--- START OF Listed entries ---

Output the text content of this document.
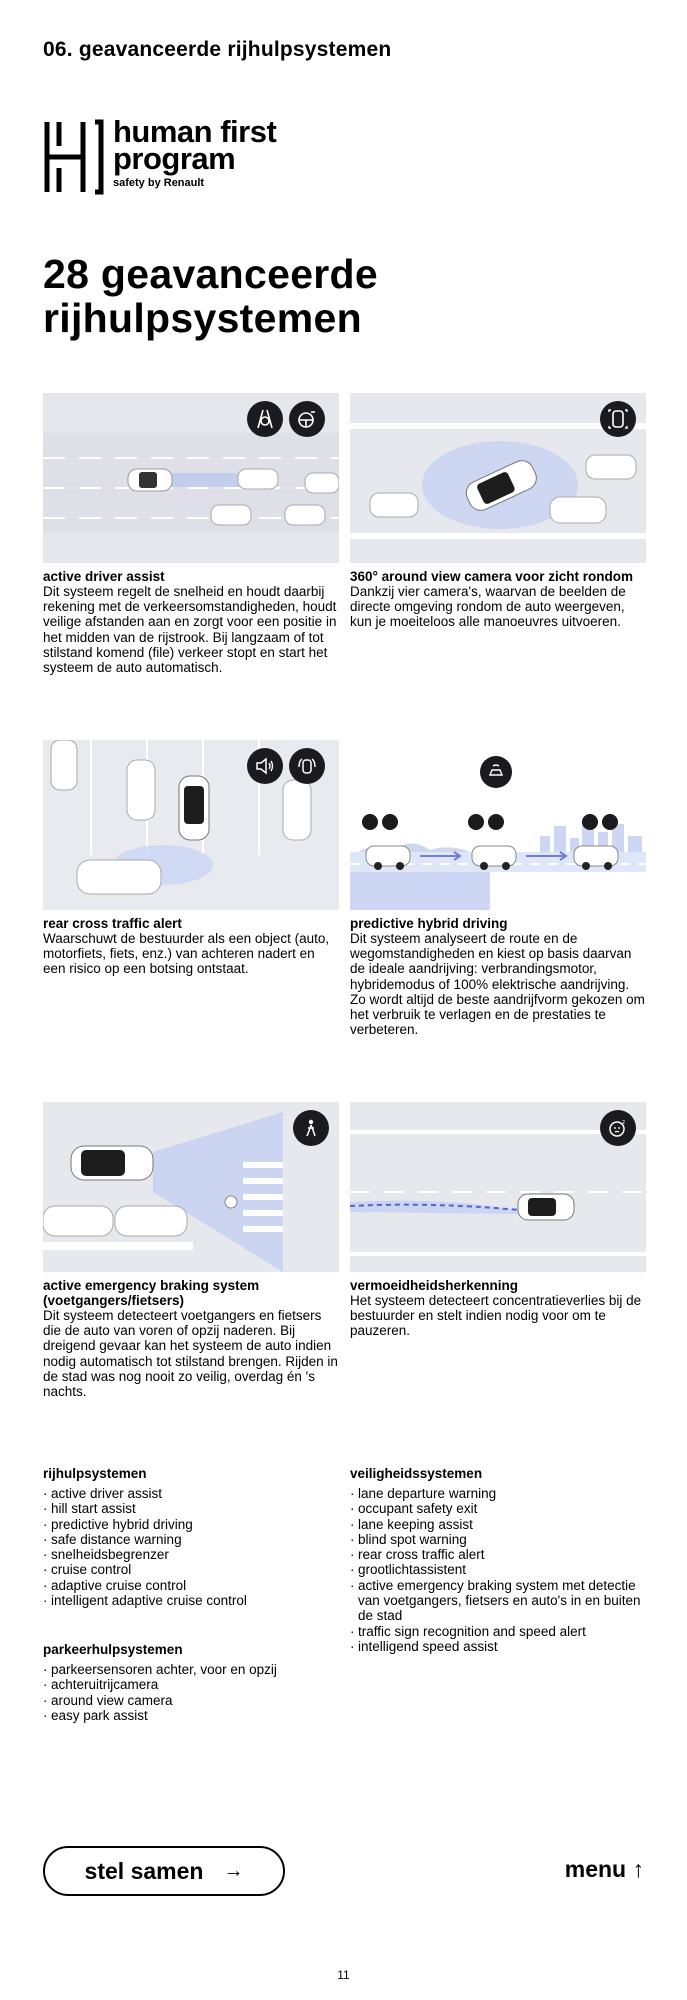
06. geavanceerde rijhulpsystemen
human first
program
safety by Renault
28 geavanceerde rijhulpsystemen
active driver assist
Dit systeem regelt de snelheid en houdt daarbij rekening met de verkeersomstandigheden, houdt veilige afstanden aan en zorgt voor een positie in het midden van de rijstrook. Bij langzaam of tot stilstand komend (file) verkeer stopt en start het systeem de auto automatisch.
360° around view camera voor zicht rondom
Dankzij vier camera's, waarvan de beelden de directe omgeving rondom de auto weergeven, kun je moeiteloos alle manoeuvres uitvoeren.
rear cross traffic alert
Waarschuwt de bestuurder als een object (auto, motorfiets, fiets, enz.) van achteren nadert en een risico op een botsing ontstaat.
predictive hybrid driving
Dit systeem analyseert de route en de wegomstandigheden en kiest op basis daarvan de ideale aandrijving: verbrandingsmotor, hybridemodus of 100% elektrische aandrijving. Zo wordt altijd de beste aandrijfvorm gekozen om het verbruik te verlagen en de prestaties te verbeteren.
active emergency braking system (voetgangers/fietsers)
Dit systeem detecteert voetgangers en fietsers die de auto van voren of opzij naderen. Bij dreigend gevaar kan het systeem de auto indien nodig automatisch tot stilstand brengen. Rijden in de stad was nog nooit zo veilig, overdag én 's nachts.
z
vermoeidheidsherkenning
Het systeem detecteert concentratieverlies bij de bestuurder en stelt indien nodig voor om te pauzeren.
rijhulpsystemen
· active driver assist
· hill start assist
· predictive hybrid driving
· safe distance warning
· snelheidsbegrenzer
· cruise control
· adaptive cruise control
· intelligent adaptive cruise control
parkeerhulpsystemen
· parkeersensoren achter, voor en opzij
· achteruitrijcamera
· around view camera
· easy park assist
veiligheidssystemen
· lane departure warning
· occupant safety exit
· lane keeping assist
· blind spot warning
· rear cross traffic alert
· grootlichtassistent
· active emergency braking system met detectie van voetgangers, fietsers en auto's in en buiten de stad
· traffic sign recognition and speed alert
· intelligend speed assist
stel samen →	menu ↑
11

--- END OF Listed entries ---

__Task to complete__.
Repeat the records word for word. Any picture in them should be left out.

__Correct result__.
Output the text content of this document.
06. geavanceerde rijhulpsystemen
human first
program
safety by Renault
28 geavanceerde rijhulpsystemen
active driver assist
Dit systeem regelt de snelheid en houdt daarbij rekening met de verkeersomstandigheden, houdt veilige afstanden aan en zorgt voor een positie in het midden van de rijstrook. Bij langzaam of tot stilstand komend (file) verkeer stopt en start het systeem de auto automatisch.
360° around view camera voor zicht rondom
Dankzij vier camera's, waarvan de beelden de directe omgeving rondom de auto weergeven, kun je moeiteloos alle manoeuvres uitvoeren.
rear cross traffic alert
Waarschuwt de bestuurder als een object (auto, motorfiets, fiets, enz.) van achteren nadert en een risico op een botsing ontstaat.
predictive hybrid driving
Dit systeem analyseert de route en de wegomstandigheden en kiest op basis daarvan de ideale aandrijving: verbrandingsmotor, hybridemodus of 100% elektrische aandrijving. Zo wordt altijd de beste aandrijfvorm gekozen om het verbruik te verlagen en de prestaties te verbeteren.
active emergency braking system (voetgangers/fietsers)
Dit systeem detecteert voetgangers en fietsers die de auto van voren of opzij naderen. Bij dreigend gevaar kan het systeem de auto indien nodig automatisch tot stilstand brengen. Rijden in de stad was nog nooit zo veilig, overdag én 's nachts.
z
vermoeidheidsherkenning
Het systeem detecteert concentratieverlies bij de bestuurder en stelt indien nodig voor om te pauzeren.
rijhulpsystemen
· active driver assist
· hill start assist
· predictive hybrid driving
· safe distance warning
· snelheidsbegrenzer
· cruise control
· adaptive cruise control
· intelligent adaptive cruise control
parkeerhulpsystemen
· parkeersensoren achter, voor en opzij
· achteruitrijcamera
· around view camera
· easy park assist
veiligheidssystemen
· lane departure warning
· occupant safety exit
· lane keeping assist
· blind spot warning
· rear cross traffic alert
· grootlichtassistent
· active emergency braking system met detectie van voetgangers, fietsers en auto's in en buiten de stad
· traffic sign recognition and speed alert
· intelligend speed assist
stel samen →	menu ↑
11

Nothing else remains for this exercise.